===== Data to process =====

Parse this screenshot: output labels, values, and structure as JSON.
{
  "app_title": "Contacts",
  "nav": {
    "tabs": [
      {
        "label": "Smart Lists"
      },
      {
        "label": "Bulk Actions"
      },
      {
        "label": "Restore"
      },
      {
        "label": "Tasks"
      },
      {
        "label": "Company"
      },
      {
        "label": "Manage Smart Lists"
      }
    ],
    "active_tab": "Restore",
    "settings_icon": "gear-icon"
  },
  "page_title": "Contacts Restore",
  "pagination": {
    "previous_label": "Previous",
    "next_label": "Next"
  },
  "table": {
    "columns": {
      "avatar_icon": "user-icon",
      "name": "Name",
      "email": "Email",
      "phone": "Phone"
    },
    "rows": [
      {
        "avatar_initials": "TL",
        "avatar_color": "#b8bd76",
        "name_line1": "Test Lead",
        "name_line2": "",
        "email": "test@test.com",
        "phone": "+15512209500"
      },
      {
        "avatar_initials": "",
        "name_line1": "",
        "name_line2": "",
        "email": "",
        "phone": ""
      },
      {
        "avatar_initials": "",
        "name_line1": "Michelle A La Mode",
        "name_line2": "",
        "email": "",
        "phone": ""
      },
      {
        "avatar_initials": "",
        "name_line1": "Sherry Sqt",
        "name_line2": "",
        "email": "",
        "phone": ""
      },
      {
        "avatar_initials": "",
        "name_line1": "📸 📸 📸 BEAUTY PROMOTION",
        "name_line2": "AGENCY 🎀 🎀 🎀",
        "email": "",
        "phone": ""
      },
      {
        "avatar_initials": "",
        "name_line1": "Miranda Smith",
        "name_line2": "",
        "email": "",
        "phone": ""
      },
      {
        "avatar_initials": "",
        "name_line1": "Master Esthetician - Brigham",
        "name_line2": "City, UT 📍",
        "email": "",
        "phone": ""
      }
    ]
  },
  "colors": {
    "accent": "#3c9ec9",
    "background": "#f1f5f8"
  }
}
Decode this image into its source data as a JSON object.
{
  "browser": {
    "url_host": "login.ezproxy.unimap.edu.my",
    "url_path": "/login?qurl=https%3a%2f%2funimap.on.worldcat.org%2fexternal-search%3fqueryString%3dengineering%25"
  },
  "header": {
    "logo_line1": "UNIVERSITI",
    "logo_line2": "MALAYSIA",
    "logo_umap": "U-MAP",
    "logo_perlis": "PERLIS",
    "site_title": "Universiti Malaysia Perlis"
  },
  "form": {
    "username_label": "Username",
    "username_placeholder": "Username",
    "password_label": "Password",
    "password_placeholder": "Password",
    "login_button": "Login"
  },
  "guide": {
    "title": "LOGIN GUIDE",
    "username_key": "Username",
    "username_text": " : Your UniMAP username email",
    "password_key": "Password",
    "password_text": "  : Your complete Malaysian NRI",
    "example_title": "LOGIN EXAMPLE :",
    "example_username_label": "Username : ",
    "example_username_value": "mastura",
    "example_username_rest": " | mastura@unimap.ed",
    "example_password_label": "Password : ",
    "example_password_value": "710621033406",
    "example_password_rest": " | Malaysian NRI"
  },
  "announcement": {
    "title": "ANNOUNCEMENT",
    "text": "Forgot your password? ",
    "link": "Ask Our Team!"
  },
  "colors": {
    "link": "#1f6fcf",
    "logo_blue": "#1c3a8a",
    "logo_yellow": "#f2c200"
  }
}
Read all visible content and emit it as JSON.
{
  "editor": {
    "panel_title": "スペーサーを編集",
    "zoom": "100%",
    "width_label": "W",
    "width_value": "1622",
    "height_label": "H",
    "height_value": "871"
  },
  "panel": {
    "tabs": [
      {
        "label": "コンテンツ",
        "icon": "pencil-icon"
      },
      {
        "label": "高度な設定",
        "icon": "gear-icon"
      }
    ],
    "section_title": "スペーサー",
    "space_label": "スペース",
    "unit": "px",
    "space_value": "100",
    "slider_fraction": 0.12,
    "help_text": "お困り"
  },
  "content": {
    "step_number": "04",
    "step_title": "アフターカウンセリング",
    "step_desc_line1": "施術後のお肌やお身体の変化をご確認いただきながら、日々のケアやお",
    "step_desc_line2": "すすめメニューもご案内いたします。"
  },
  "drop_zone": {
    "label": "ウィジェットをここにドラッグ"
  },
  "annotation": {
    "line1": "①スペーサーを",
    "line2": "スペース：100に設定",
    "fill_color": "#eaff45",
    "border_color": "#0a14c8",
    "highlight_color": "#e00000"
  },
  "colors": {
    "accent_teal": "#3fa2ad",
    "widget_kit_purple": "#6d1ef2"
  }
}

=====

> [Your goal]:
Transcribe each entry exactly.

> [Solution to the exercise]:
Parse this screenshot: output labels, values, and structure as JSON.
{
  "app_title": "Contacts",
  "nav": {
    "tabs": [
      {
        "label": "Smart Lists"
      },
      {
        "label": "Bulk Actions"
      },
      {
        "label": "Restore"
      },
      {
        "label": "Tasks"
      },
      {
        "label": "Company"
      },
      {
        "label": "Manage Smart Lists"
      }
    ],
    "active_tab": "Restore",
    "settings_icon": "gear-icon"
  },
  "page_title": "Contacts Restore",
  "pagination": {
    "previous_label": "Previous",
    "next_label": "Next"
  },
  "table": {
    "columns": {
      "avatar_icon": "user-icon",
      "name": "Name",
      "email": "Email",
      "phone": "Phone"
    },
    "rows": [
      {
        "avatar_initials": "TL",
        "avatar_color": "#b8bd76",
        "name_line1": "Test Lead",
        "name_line2": "",
        "email": "test@test.com",
        "phone": "+15512209500"
      },
      {
        "avatar_initials": "",
        "name_line1": "",
        "name_line2": "",
        "email": "",
        "phone": ""
      },
      {
        "avatar_initials": "",
        "name_line1": "Michelle A La Mode",
        "name_line2": "",
        "email": "",
        "phone": ""
      },
      {
        "avatar_initials": "",
        "name_line1": "Sherry Sqt",
        "name_line2": "",
        "email": "",
        "phone": ""
      },
      {
        "avatar_initials": "",
        "name_line1": "📸 📸 📸 BEAUTY PROMOTION",
        "name_line2": "AGENCY 🎀 🎀 🎀",
        "email": "",
        "phone": ""
      },
      {
        "avatar_initials": "",
        "name_line1": "Miranda Smith",
        "name_line2": "",
        "email": "",
        "phone": ""
      },
      {
        "avatar_initials": "",
        "name_line1": "Master Esthetician - Brigham",
        "name_line2": "City, UT 📍",
        "email": "",
        "phone": ""
      }
    ]
  },
  "colors": {
    "accent": "#3c9ec9",
    "background": "#f1f5f8"
  }
}
Decode this image into its source data as a JSON object.
{
  "browser": {
    "url_host": "login.ezproxy.unimap.edu.my",
    "url_path": "/login?qurl=https%3a%2f%2funimap.on.worldcat.org%2fexternal-search%3fqueryString%3dengineering%25"
  },
  "header": {
    "logo_line1": "UNIVERSITI",
    "logo_line2": "MALAYSIA",
    "logo_umap": "U-MAP",
    "logo_perlis": "PERLIS",
    "site_title": "Universiti Malaysia Perlis"
  },
  "form": {
    "username_label": "Username",
    "username_placeholder": "Username",
    "password_label": "Password",
    "password_placeholder": "Password",
    "login_button": "Login"
  },
  "guide": {
    "title": "LOGIN GUIDE",
    "username_key": "Username",
    "username_text": " : Your UniMAP username email",
    "password_key": "Password",
    "password_text": "  : Your complete Malaysian NRI",
    "example_title": "LOGIN EXAMPLE :",
    "example_username_label": "Username : ",
    "example_username_value": "mastura",
    "example_username_rest": " | mastura@unimap.ed",
    "example_password_label": "Password : ",
    "example_password_value": "710621033406",
    "example_password_rest": " | Malaysian NRI"
  },
  "announcement": {
    "title": "ANNOUNCEMENT",
    "text": "Forgot your password? ",
    "link": "Ask Our Team!"
  },
  "colors": {
    "link": "#1f6fcf",
    "logo_blue": "#1c3a8a",
    "logo_yellow": "#f2c200"
  }
}
Read all visible content and emit it as JSON.
{
  "editor": {
    "panel_title": "スペーサーを編集",
    "zoom": "100%",
    "width_label": "W",
    "width_value": "1622",
    "height_label": "H",
    "height_value": "871"
  },
  "panel": {
    "tabs": [
      {
        "label": "コンテンツ",
        "icon": "pencil-icon"
      },
      {
        "label": "高度な設定",
        "icon": "gear-icon"
      }
    ],
    "section_title": "スペーサー",
    "space_label": "スペース",
    "unit": "px",
    "space_value": "100",
    "slider_fraction": 0.12,
    "help_text": "お困り"
  },
  "content": {
    "step_number": "04",
    "step_title": "アフターカウンセリング",
    "step_desc_line1": "施術後のお肌やお身体の変化をご確認いただきながら、日々のケアやお",
    "step_desc_line2": "すすめメニューもご案内いたします。"
  },
  "drop_zone": {
    "label": "ウィジェットをここにドラッグ"
  },
  "annotation": {
    "line1": "①スペーサーを",
    "line2": "スペース：100に設定",
    "fill_color": "#eaff45",
    "border_color": "#0a14c8",
    "highlight_color": "#e00000"
  },
  "colors": {
    "accent_teal": "#3fa2ad",
    "widget_kit_purple": "#6d1ef2"
  }
}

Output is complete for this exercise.